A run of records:

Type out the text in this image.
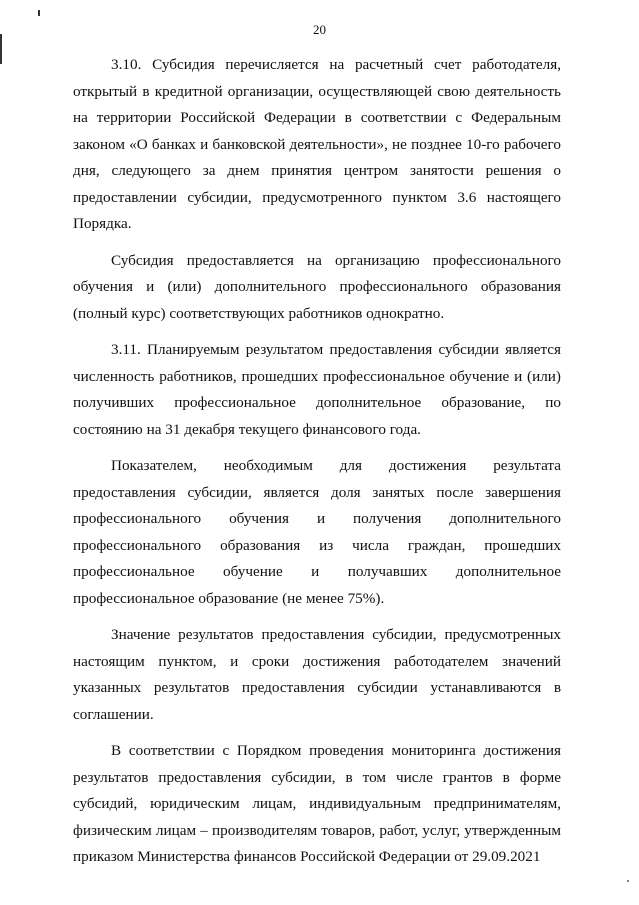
20

3.10. Субсидия перечисляется на расчетный счет работодателя, открытый в кредитной организации, осуществляющей свою деятельность на территории Российской Федерации в соответствии с Федеральным законом «О банках и банковской деятельности», не позднее 10-го рабочего дня, следующего за днем принятия центром занятости решения о предоставлении субсидии, предусмотренного пунктом 3.6 настоящего Порядка.

Субсидия предоставляется на организацию профессионального обучения и (или) дополнительного профессионального образования (полный курс) соответствующих работников однократно.

3.11. Планируемым результатом предоставления субсидии является численность работников, прошедших профессиональное обучение и (или) получивших профессиональное дополнительное образование, по состоянию на 31 декабря текущего финансового года.

Показателем, необходимым для достижения результата предоставления субсидии, является доля занятых после завершения профессионального обучения и получения дополнительного профессионального образования из числа граждан, прошедших профессиональное обучение и получавших дополнительное профессиональное образование (не менее 75%).

Значение результатов предоставления субсидии, предусмотренных настоящим пунктом, и сроки достижения работодателем значений указанных результатов предоставления субсидии устанавливаются в соглашении.

В соответствии с Порядком проведения мониторинга достижения результатов предоставления субсидии, в том числе грантов в форме субсидий, юридическим лицам, индивидуальным предпринимателям, физическим лицам – производителям товаров, работ, услуг, утвержденным приказом Министерства финансов Российской Федерации от 29.09.2021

- _Written exercise_
Find the word "профессионального" in the entries above and gather every line that holds it.

- _The answer_
Субсидия предоставляется на организацию профессионального обучения и (или) дополнительного профессионального образования (полный курс) соответствующих работников однократно.
Показателем, необходимым для достижения результата предоставления субсидии, является доля занятых после завершения профессионального обучения и получения дополнительного профессионального образования из числа граждан, прошедших профессиональное обучение и получавших дополнительное профессиональное образование (не менее 75%).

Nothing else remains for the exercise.